## Exercise directions
Scan the lines below for the word "Group". Copy each line you find it in.

○ ○ ○ ○

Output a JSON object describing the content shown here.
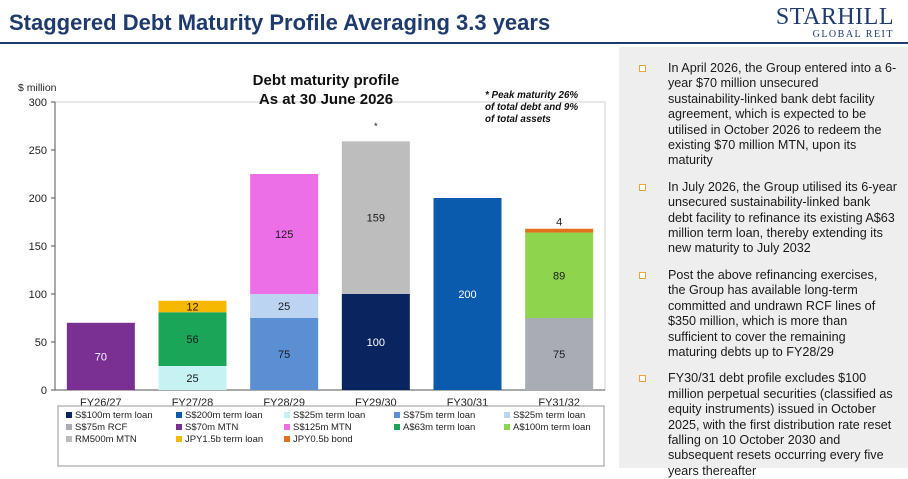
{
  "header": {
    "title": "Staggered Debt Maturity Profile Averaging 3.3 years",
    "logo_line1": "STARHILL",
    "logo_line2": "GLOBAL REIT"
  },
  "chart_data": {
    "type": "bar",
    "stacked": true,
    "title": "Debt maturity profile",
    "subtitle": "As at 30 June 2026",
    "ylabel": "$ million",
    "ylim": [
      0,
      300
    ],
    "yticks": [
      0,
      50,
      100,
      150,
      200,
      250,
      300
    ],
    "categories": [
      "FY26/27",
      "FY27/28",
      "FY28/29",
      "FY29/30",
      "FY30/31",
      "FY31/32"
    ],
    "annotation": "* Peak maturity 26% of total debt and 9% of total assets",
    "annotation_lines": [
      "* Peak maturity 26%",
      "of total debt and 9%",
      "of total assets"
    ],
    "peak_marker": {
      "category": "FY29/30",
      "text": "*"
    },
    "legend_placement": "bottom",
    "series": [
      {
        "name": "S$100m term loan",
        "color": "#0a2460",
        "values": [
          0,
          0,
          0,
          100,
          0,
          0
        ]
      },
      {
        "name": "S$200m term loan",
        "color": "#0a5bae",
        "values": [
          0,
          0,
          0,
          0,
          200,
          0
        ]
      },
      {
        "name": "S$25m term loan",
        "color": "#c6f2f4",
        "values": [
          0,
          25,
          0,
          0,
          0,
          0
        ]
      },
      {
        "name": "S$75m term loan",
        "color": "#5b8fd4",
        "values": [
          0,
          0,
          75,
          0,
          0,
          0
        ]
      },
      {
        "name": "S$25m term loan",
        "color": "#bcd3f2",
        "values": [
          0,
          0,
          25,
          0,
          0,
          0
        ]
      },
      {
        "name": "S$75m RCF",
        "color": "#a9adb3",
        "values": [
          0,
          0,
          0,
          0,
          0,
          75
        ]
      },
      {
        "name": "S$70m MTN",
        "color": "#7a2f92",
        "values": [
          70,
          0,
          0,
          0,
          0,
          0
        ]
      },
      {
        "name": "S$125m MTN",
        "color": "#ec6fe8",
        "values": [
          0,
          0,
          125,
          0,
          0,
          0
        ]
      },
      {
        "name": "A$63m term loan",
        "color": "#1aa558",
        "values": [
          0,
          56,
          0,
          0,
          0,
          0
        ]
      },
      {
        "name": "A$100m term loan",
        "color": "#8fd44d",
        "values": [
          0,
          0,
          0,
          0,
          0,
          89
        ]
      },
      {
        "name": "RM500m MTN",
        "color": "#bdbdbd",
        "values": [
          0,
          0,
          0,
          159,
          0,
          0
        ]
      },
      {
        "name": "JPY1.5b term loan",
        "color": "#f7b801",
        "values": [
          0,
          12,
          0,
          0,
          0,
          0
        ]
      },
      {
        "name": "JPY0.5b bond",
        "color": "#e2701d",
        "values": [
          0,
          0,
          0,
          0,
          0,
          4
        ]
      }
    ]
  },
  "bullets": [
    "In April 2026, the Group entered into a 6-year $70 million unsecured sustainability-linked bank debt facility agreement, which is expected to be utilised in October 2026 to redeem the existing $70 million MTN, upon its maturity",
    "In July 2026, the Group utilised its 6-year unsecured sustainability-linked bank debt facility to refinance its existing A$63 million term loan, thereby extending its new maturity to July 2032",
    "Post the above refinancing exercises, the Group has available long-term committed and undrawn RCF lines of $350 million, which is more than sufficient to cover the remaining maturing debts up to FY28/29",
    "FY30/31 debt profile excludes $100 million perpetual securities (classified as equity instruments) issued in October 2025, with the first distribution rate reset falling on 10 October 2030 and subsequent resets occurring every five years thereafter"
  ]
}
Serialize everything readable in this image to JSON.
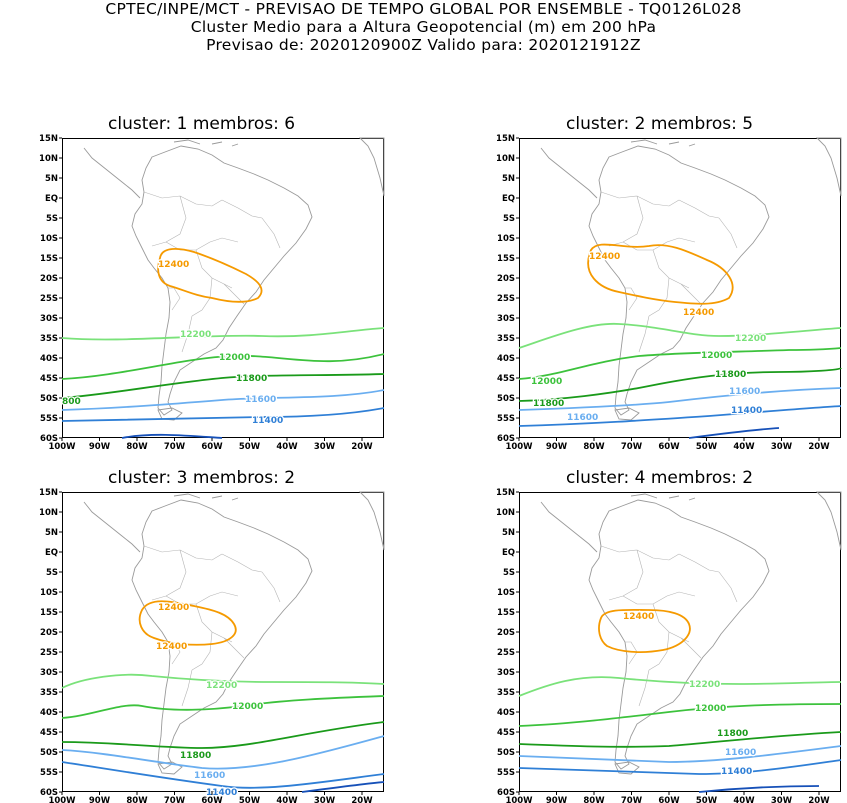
{
  "header": {
    "line1": "CPTEC/INPE/MCT - PREVISAO DE TEMPO GLOBAL POR ENSEMBLE - TQ0126L028",
    "line2": "Cluster Medio para a Altura Geopotencial (m) em 200 hPa",
    "line3": "Previsao de: 2020120900Z    Valido para: 2020121912Z"
  },
  "axes": {
    "lat_labels": [
      "15N",
      "10N",
      "5N",
      "EQ",
      "5S",
      "10S",
      "15S",
      "20S",
      "25S",
      "30S",
      "35S",
      "40S",
      "45S",
      "50S",
      "55S",
      "60S"
    ],
    "lon_labels": [
      "100W",
      "90W",
      "80W",
      "70W",
      "60W",
      "50W",
      "40W",
      "30W",
      "20W"
    ]
  },
  "colors": {
    "c12400": "#f59a00",
    "c12200": "#7ae27a",
    "c12000": "#3cc23c",
    "c11800": "#1a9a1a",
    "c11600": "#6aaef0",
    "c11400": "#2f7fd6",
    "c11200": "#1650b8",
    "map": "#9a9a9a"
  },
  "panels": [
    {
      "title": "cluster: 1   membros: 6",
      "labels": {
        "c12400": "12400",
        "c12200": "12200",
        "c12000": "12000",
        "c11800": "11800",
        "c11800b": "800",
        "c11600": "11600",
        "c11400": "11400"
      }
    },
    {
      "title": "cluster: 2   membros: 5",
      "labels": {
        "c12400": "12400",
        "c12400b": "12400",
        "c12200": "12200",
        "c12000": "12000",
        "c12000b": "12000",
        "c11800": "11800",
        "c11800b": "11800",
        "c11600": "11600",
        "c11600b": "11600",
        "c11400": "11400"
      }
    },
    {
      "title": "cluster: 3   membros: 2",
      "labels": {
        "c12400": "12400",
        "c12400b": "12400",
        "c12200": "12200",
        "c12000": "12000",
        "c11800": "11800",
        "c11600": "11600",
        "c11400": "11400"
      }
    },
    {
      "title": "cluster: 4   membros: 2",
      "labels": {
        "c12400": "12400",
        "c12200": "12200",
        "c12000": "12000",
        "c11800": "11800",
        "c11600": "11600",
        "c11400": "11400"
      }
    }
  ]
}
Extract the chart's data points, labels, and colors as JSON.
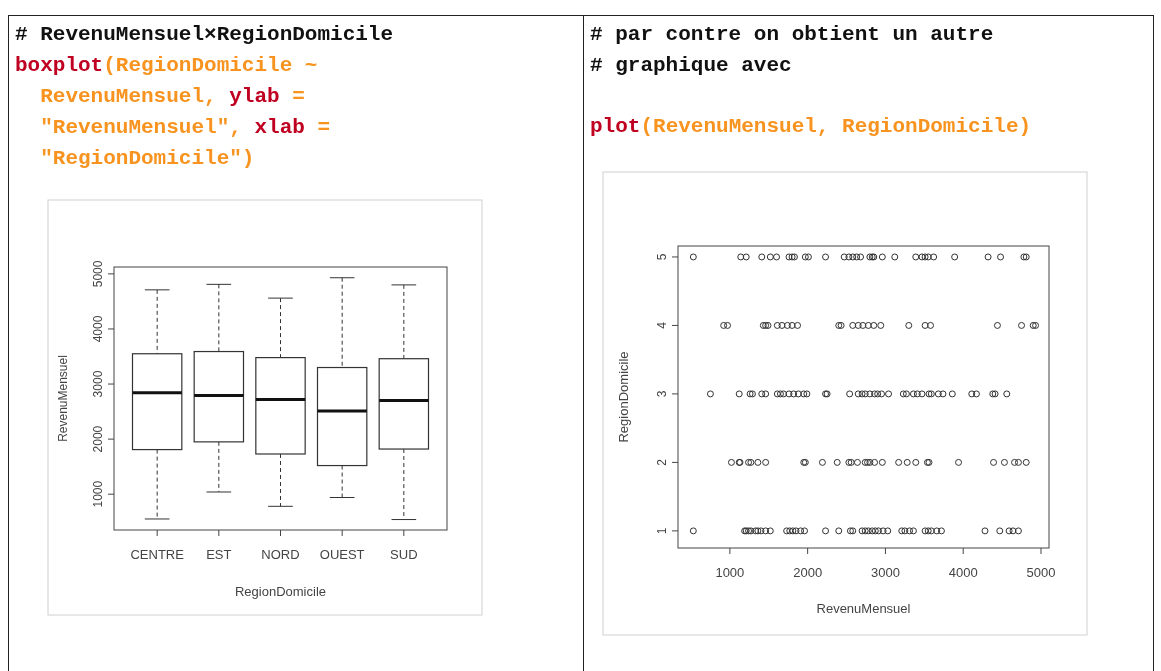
{
  "chart_data": [
    {
      "type": "box",
      "annotations": [
        "# RevenuMensuel×RegionDomicile",
        "boxplot(RegionDomicile ~",
        "  RevenuMensuel, ylab =",
        "  \"RevenuMensuel\", xlab =",
        "  \"RegionDomicile\")"
      ],
      "categories": [
        "CENTRE",
        "EST",
        "NORD",
        "OUEST",
        "SUD"
      ],
      "boxes": [
        {
          "low": 550,
          "q1": 1810,
          "median": 2840,
          "q3": 3550,
          "high": 4710
        },
        {
          "low": 1040,
          "q1": 1950,
          "median": 2790,
          "q3": 3590,
          "high": 4810
        },
        {
          "low": 780,
          "q1": 1730,
          "median": 2720,
          "q3": 3480,
          "high": 4560
        },
        {
          "low": 940,
          "q1": 1520,
          "median": 2510,
          "q3": 3300,
          "high": 4930
        },
        {
          "low": 540,
          "q1": 1820,
          "median": 2700,
          "q3": 3460,
          "high": 4800
        }
      ],
      "ylim": [
        350,
        5125
      ],
      "yticks": [
        1000,
        2000,
        3000,
        4000,
        5000
      ],
      "xlabel": "RegionDomicile",
      "ylabel": "RevenuMensuel",
      "grid": false
    },
    {
      "type": "scatter",
      "annotations": [
        "# par contre on obtient un autre",
        "# graphique avec",
        "plot(RevenuMensuel, RegionDomicile)"
      ],
      "marker": "circle",
      "xlabel": "RevenuMensuel",
      "ylabel": "RegionDomicile",
      "xlim": [
        333,
        5103
      ],
      "xticks": [
        1000,
        2000,
        3000,
        4000,
        5000
      ],
      "ylim": [
        0.75,
        5.16
      ],
      "yticks": [
        1,
        2,
        3,
        4,
        5
      ],
      "series": [
        {
          "color": "#333333",
          "x": [
            530,
            1190,
            1210,
            1240,
            1270,
            1330,
            1360,
            1400,
            1460,
            1520,
            1730,
            1770,
            1810,
            1850,
            1910,
            1960,
            2230,
            2400,
            2550,
            2580,
            2700,
            2740,
            2780,
            2830,
            2870,
            2910,
            2970,
            3030,
            3210,
            3250,
            3310,
            3360,
            3510,
            3550,
            3590,
            3660,
            3720,
            4280,
            4470,
            4590,
            4640,
            4710
          ],
          "values": [
            1,
            1,
            1,
            1,
            1,
            1,
            1,
            1,
            1,
            1,
            1,
            1,
            1,
            1,
            1,
            1,
            1,
            1,
            1,
            1,
            1,
            1,
            1,
            1,
            1,
            1,
            1,
            1,
            1,
            1,
            1,
            1,
            1,
            1,
            1,
            1,
            1,
            1,
            1,
            1,
            1,
            1
          ]
        },
        {
          "color": "#333333",
          "x": [
            1020,
            1120,
            1130,
            1240,
            1270,
            1360,
            1460,
            1950,
            1970,
            2190,
            2380,
            2530,
            2560,
            2640,
            2740,
            2770,
            2800,
            2860,
            2960,
            3170,
            3280,
            3390,
            3540,
            3560,
            3940,
            4390,
            4530,
            4660,
            4710,
            4810
          ],
          "values": [
            2,
            2,
            2,
            2,
            2,
            2,
            2,
            2,
            2,
            2,
            2,
            2,
            2,
            2,
            2,
            2,
            2,
            2,
            2,
            2,
            2,
            2,
            2,
            2,
            2,
            2,
            2,
            2,
            2,
            2
          ]
        },
        {
          "color": "#333333",
          "x": [
            750,
            1120,
            1260,
            1290,
            1410,
            1460,
            1610,
            1650,
            1690,
            1760,
            1820,
            1880,
            1950,
            1990,
            2230,
            2250,
            2540,
            2650,
            2700,
            2740,
            2800,
            2860,
            2900,
            2950,
            3040,
            3230,
            3270,
            3360,
            3410,
            3470,
            3560,
            3590,
            3680,
            3740,
            3860,
            4110,
            4170,
            4380,
            4410,
            4560
          ],
          "values": [
            3,
            3,
            3,
            3,
            3,
            3,
            3,
            3,
            3,
            3,
            3,
            3,
            3,
            3,
            3,
            3,
            3,
            3,
            3,
            3,
            3,
            3,
            3,
            3,
            3,
            3,
            3,
            3,
            3,
            3,
            3,
            3,
            3,
            3,
            3,
            3,
            3,
            3,
            3,
            3
          ]
        },
        {
          "color": "#333333",
          "x": [
            920,
            970,
            1430,
            1460,
            1490,
            1610,
            1670,
            1740,
            1800,
            1870,
            2400,
            2430,
            2580,
            2650,
            2710,
            2780,
            2850,
            2940,
            3300,
            3510,
            3580,
            4440,
            4750,
            4900,
            4930
          ],
          "values": [
            4,
            4,
            4,
            4,
            4,
            4,
            4,
            4,
            4,
            4,
            4,
            4,
            4,
            4,
            4,
            4,
            4,
            4,
            4,
            4,
            4,
            4,
            4,
            4,
            4
          ]
        },
        {
          "color": "#333333",
          "x": [
            530,
            1140,
            1210,
            1410,
            1520,
            1600,
            1760,
            1800,
            1830,
            1970,
            2010,
            2230,
            2470,
            2530,
            2580,
            2630,
            2680,
            2800,
            2830,
            2850,
            2960,
            3120,
            3390,
            3470,
            3510,
            3550,
            3620,
            3890,
            4320,
            4480,
            4780,
            4810
          ],
          "values": [
            5,
            5,
            5,
            5,
            5,
            5,
            5,
            5,
            5,
            5,
            5,
            5,
            5,
            5,
            5,
            5,
            5,
            5,
            5,
            5,
            5,
            5,
            5,
            5,
            5,
            5,
            5,
            5,
            5,
            5,
            5,
            5
          ]
        }
      ]
    }
  ]
}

○ ○ ○ ○

## Output below
    "In April 2026, the Group entered into a 6-year $70 million unsecured sustainability-linked bank debt facility agreement, which is expected to be utilised in October 2026 to redeem the existing $70 million MTN, upon its maturity",
    "In July 2026, the Group utilised its 6-year unsecured sustainability-linked bank debt facility to refinance its existing A$63 million term loan, thereby extending its new maturity to July 2032",
    "Post the above refinancing exercises, the Group has available long-term committed and undrawn RCF lines of $350 million, which is more than sufficient to cover the remaining maturing debts up to FY28/29",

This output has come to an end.